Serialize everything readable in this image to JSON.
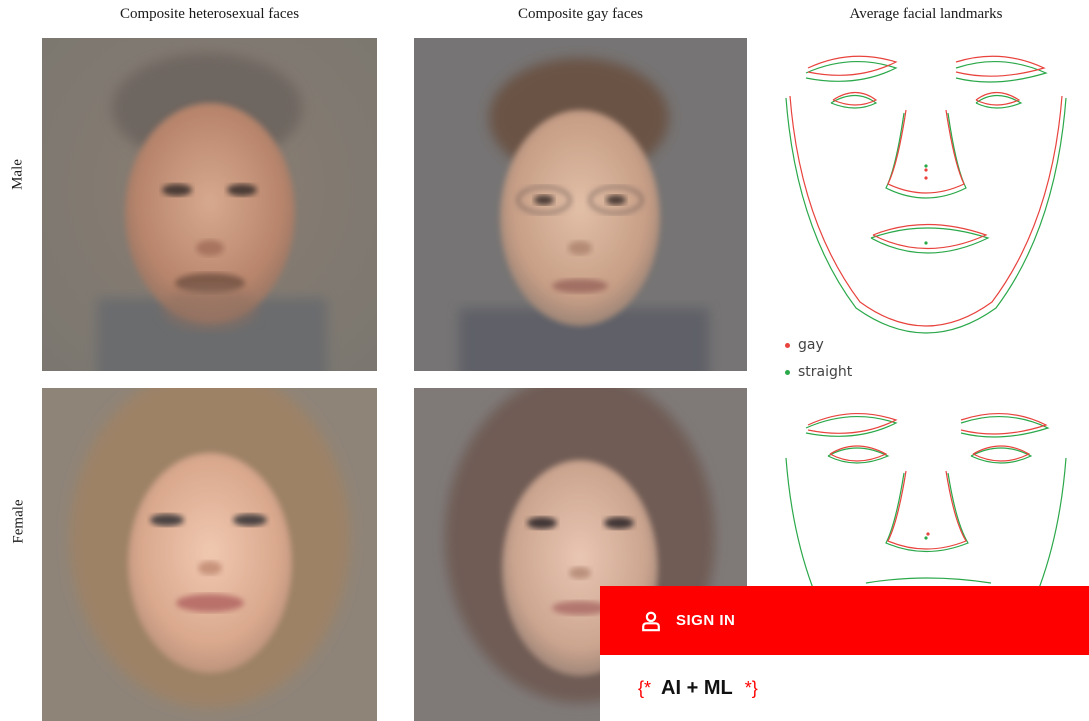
{
  "figure": {
    "columns": [
      "Composite heterosexual faces",
      "Composite gay faces",
      "Average facial landmarks"
    ],
    "rows": [
      "Male",
      "Female"
    ],
    "legend": [
      {
        "label": "gay",
        "color": "#e8433d"
      },
      {
        "label": "straight",
        "color": "#2ba84a"
      }
    ]
  },
  "overlay": {
    "sign_in_label": "SIGN IN",
    "sign_in_icon": "user-icon",
    "topic_open": "{*",
    "topic_label": "AI + ML",
    "topic_close": "*}",
    "accent": "#ff0000"
  }
}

──────────

### WHAT THE EXERCISE ASKS:
Send back the data above word for word, with the pictures left out.

### PROBLEM SOLUTION:
Serialize everything readable in this image to JSON.
{
  "figure": {
    "columns": [
      "Composite heterosexual faces",
      "Composite gay faces",
      "Average facial landmarks"
    ],
    "rows": [
      "Male",
      "Female"
    ],
    "legend": [
      {
        "label": "gay",
        "color": "#e8433d"
      },
      {
        "label": "straight",
        "color": "#2ba84a"
      }
    ]
  },
  "overlay": {
    "sign_in_label": "SIGN IN",
    "sign_in_icon": "user-icon",
    "topic_open": "{*",
    "topic_label": "AI + ML",
    "topic_close": "*}",
    "accent": "#ff0000"
  }
}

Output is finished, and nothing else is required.